GIVEN TASK: Quote every line below exactly as it reads.
[start of DATA EXCERPTS]
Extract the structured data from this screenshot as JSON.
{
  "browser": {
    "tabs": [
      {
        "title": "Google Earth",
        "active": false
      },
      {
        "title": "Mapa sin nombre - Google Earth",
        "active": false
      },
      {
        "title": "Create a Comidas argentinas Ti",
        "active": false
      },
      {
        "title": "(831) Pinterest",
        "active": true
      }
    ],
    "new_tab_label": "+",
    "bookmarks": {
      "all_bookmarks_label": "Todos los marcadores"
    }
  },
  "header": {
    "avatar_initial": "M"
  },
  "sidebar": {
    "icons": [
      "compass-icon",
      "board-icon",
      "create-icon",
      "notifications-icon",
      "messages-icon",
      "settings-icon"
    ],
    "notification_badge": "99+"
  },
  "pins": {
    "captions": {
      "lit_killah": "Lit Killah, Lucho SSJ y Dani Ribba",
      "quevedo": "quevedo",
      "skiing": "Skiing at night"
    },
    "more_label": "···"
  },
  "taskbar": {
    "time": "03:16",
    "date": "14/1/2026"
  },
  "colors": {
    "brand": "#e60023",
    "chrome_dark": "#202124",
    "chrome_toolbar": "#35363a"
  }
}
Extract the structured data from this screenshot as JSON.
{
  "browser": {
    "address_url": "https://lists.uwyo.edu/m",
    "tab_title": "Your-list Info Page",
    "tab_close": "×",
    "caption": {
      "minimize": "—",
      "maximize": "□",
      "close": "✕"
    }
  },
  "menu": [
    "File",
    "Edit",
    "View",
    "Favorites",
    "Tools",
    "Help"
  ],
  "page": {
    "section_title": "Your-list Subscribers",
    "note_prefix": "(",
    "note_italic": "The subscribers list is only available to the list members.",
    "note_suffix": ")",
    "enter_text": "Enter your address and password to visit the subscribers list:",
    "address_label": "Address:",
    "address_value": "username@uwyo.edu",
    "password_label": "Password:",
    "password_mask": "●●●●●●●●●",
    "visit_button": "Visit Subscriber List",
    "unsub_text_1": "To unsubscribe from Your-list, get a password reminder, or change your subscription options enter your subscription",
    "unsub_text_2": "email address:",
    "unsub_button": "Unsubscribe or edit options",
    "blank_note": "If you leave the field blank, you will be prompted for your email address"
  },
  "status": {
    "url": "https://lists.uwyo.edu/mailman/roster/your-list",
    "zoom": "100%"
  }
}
[end of DATA EXCERPTS]
TASK OUTPUT:
Extract the structured data from this screenshot as JSON.
{
  "browser": {
    "tabs": [
      {
        "title": "Google Earth",
        "active": false
      },
      {
        "title": "Mapa sin nombre - Google Earth",
        "active": false
      },
      {
        "title": "Create a Comidas argentinas Ti",
        "active": false
      },
      {
        "title": "(831) Pinterest",
        "active": true
      }
    ],
    "new_tab_label": "+",
    "bookmarks": {
      "all_bookmarks_label": "Todos los marcadores"
    }
  },
  "header": {
    "avatar_initial": "M"
  },
  "sidebar": {
    "icons": [
      "compass-icon",
      "board-icon",
      "create-icon",
      "notifications-icon",
      "messages-icon",
      "settings-icon"
    ],
    "notification_badge": "99+"
  },
  "pins": {
    "captions": {
      "lit_killah": "Lit Killah, Lucho SSJ y Dani Ribba",
      "quevedo": "quevedo",
      "skiing": "Skiing at night"
    },
    "more_label": "···"
  },
  "taskbar": {
    "time": "03:16",
    "date": "14/1/2026"
  },
  "colors": {
    "brand": "#e60023",
    "chrome_dark": "#202124",
    "chrome_toolbar": "#35363a"
  }
}
Extract the structured data from this screenshot as JSON.
{
  "browser": {
    "address_url": "https://lists.uwyo.edu/m",
    "tab_title": "Your-list Info Page",
    "tab_close": "×",
    "caption": {
      "minimize": "—",
      "maximize": "□",
      "close": "✕"
    }
  },
  "menu": [
    "File",
    "Edit",
    "View",
    "Favorites",
    "Tools",
    "Help"
  ],
  "page": {
    "section_title": "Your-list Subscribers",
    "note_prefix": "(",
    "note_italic": "The subscribers list is only available to the list members.",
    "note_suffix": ")",
    "enter_text": "Enter your address and password to visit the subscribers list:",
    "address_label": "Address:",
    "address_value": "username@uwyo.edu",
    "password_label": "Password:",
    "password_mask": "●●●●●●●●●",
    "visit_button": "Visit Subscriber List",
    "unsub_text_1": "To unsubscribe from Your-list, get a password reminder, or change your subscription options enter your subscription",
    "unsub_text_2": "email address:",
    "unsub_button": "Unsubscribe or edit options",
    "blank_note": "If you leave the field blank, you will be prompted for your email address"
  },
  "status": {
    "url": "https://lists.uwyo.edu/mailman/roster/your-list",
    "zoom": "100%"
  }
}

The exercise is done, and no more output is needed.